Direction
Copy the listing verbatim, excluding any images found in it.

Records for this task
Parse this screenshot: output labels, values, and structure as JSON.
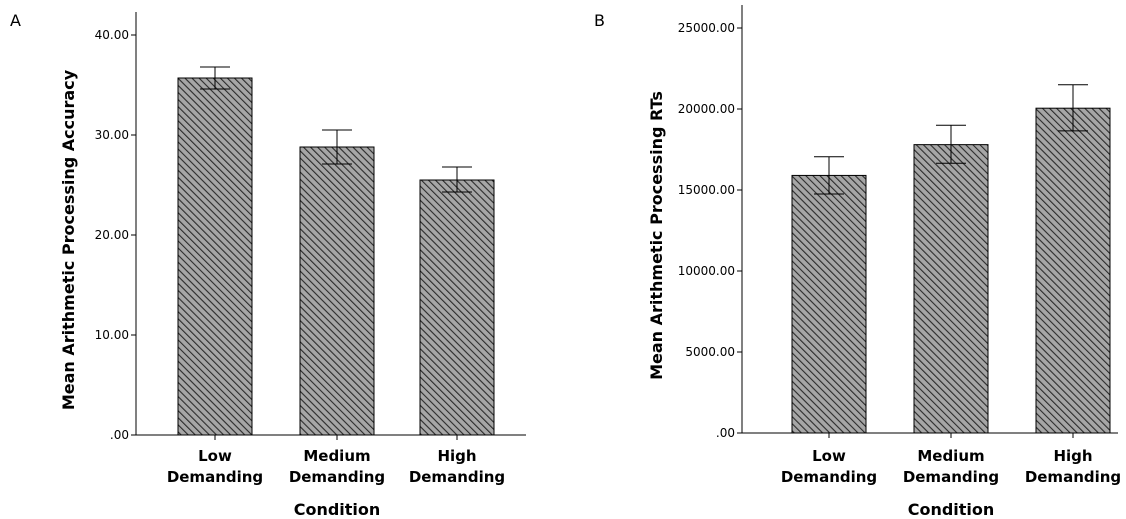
{
  "chart_data": [
    {
      "panel_label": "A",
      "type": "bar",
      "categories": [
        [
          "Low",
          "Demanding"
        ],
        [
          "Medium",
          "Demanding"
        ],
        [
          "High",
          "Demanding"
        ]
      ],
      "values": [
        35.7,
        28.8,
        25.5
      ],
      "error_low": [
        34.6,
        27.1,
        24.3
      ],
      "error_high": [
        36.8,
        30.5,
        26.8
      ],
      "xlabel": "Condition",
      "ylabel": "Mean Arithmetic Processing Accuracy",
      "ylim": [
        0,
        40
      ],
      "yticks": [
        0,
        10,
        20,
        30,
        40
      ],
      "ytick_labels": [
        ".00",
        "10.00",
        "20.00",
        "30.00",
        "40.00"
      ],
      "grid": false,
      "bar_fill": "hatched-gray"
    },
    {
      "panel_label": "B",
      "type": "bar",
      "categories": [
        [
          "Low",
          "Demanding"
        ],
        [
          "Medium",
          "Demanding"
        ],
        [
          "High",
          "Demanding"
        ]
      ],
      "values": [
        15900,
        17800,
        20050
      ],
      "error_low": [
        14750,
        16650,
        18650
      ],
      "error_high": [
        17050,
        19000,
        21500
      ],
      "xlabel": "Condition",
      "ylabel": "Mean Arithmetic Processing RTs",
      "ylim": [
        0,
        25000
      ],
      "yticks": [
        0,
        5000,
        10000,
        15000,
        20000,
        25000
      ],
      "ytick_labels": [
        ".00",
        "5000.00",
        "10000.00",
        "15000.00",
        "20000.00",
        "25000.00"
      ],
      "grid": false,
      "bar_fill": "hatched-gray"
    }
  ]
}
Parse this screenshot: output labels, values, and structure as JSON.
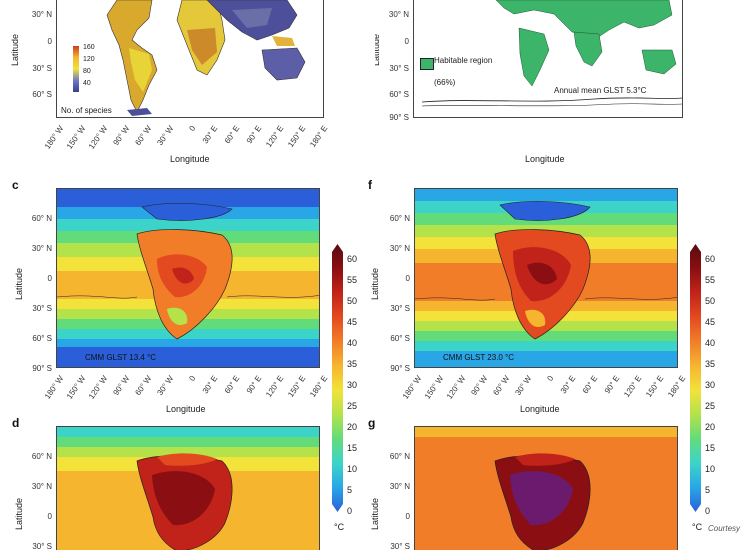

Answer
Parse this screenshot: output labels, values, and structure as JSON.
{
  "chart_data": [
    {
      "panel_label": "A",
      "type": "bar",
      "categories": [
        [
          "Low",
          "Demanding"
        ],
        [
          "Medium",
          "Demanding"
        ],
        [
          "High",
          "Demanding"
        ]
      ],
      "values": [
        35.7,
        28.8,
        25.5
      ],
      "error_low": [
        34.6,
        27.1,
        24.3
      ],
      "error_high": [
        36.8,
        30.5,
        26.8
      ],
      "xlabel": "Condition",
      "ylabel": "Mean Arithmetic Processing Accuracy",
      "ylim": [
        0,
        40
      ],
      "yticks": [
        0,
        10,
        20,
        30,
        40
      ],
      "ytick_labels": [
        ".00",
        "10.00",
        "20.00",
        "30.00",
        "40.00"
      ],
      "grid": false,
      "bar_fill": "hatched-gray"
    },
    {
      "panel_label": "B",
      "type": "bar",
      "categories": [
        [
          "Low",
          "Demanding"
        ],
        [
          "Medium",
          "Demanding"
        ],
        [
          "High",
          "Demanding"
        ]
      ],
      "values": [
        15900,
        17800,
        20050
      ],
      "error_low": [
        14750,
        16650,
        18650
      ],
      "error_high": [
        17050,
        19000,
        21500
      ],
      "xlabel": "Condition",
      "ylabel": "Mean Arithmetic Processing RTs",
      "ylim": [
        0,
        25000
      ],
      "yticks": [
        0,
        5000,
        10000,
        15000,
        20000,
        25000
      ],
      "ytick_labels": [
        ".00",
        "5000.00",
        "10000.00",
        "15000.00",
        "20000.00",
        "25000.00"
      ],
      "grid": false,
      "bar_fill": "hatched-gray"
    }
  ]
}
Parse this screenshot: output labels, values, and structure as JSON.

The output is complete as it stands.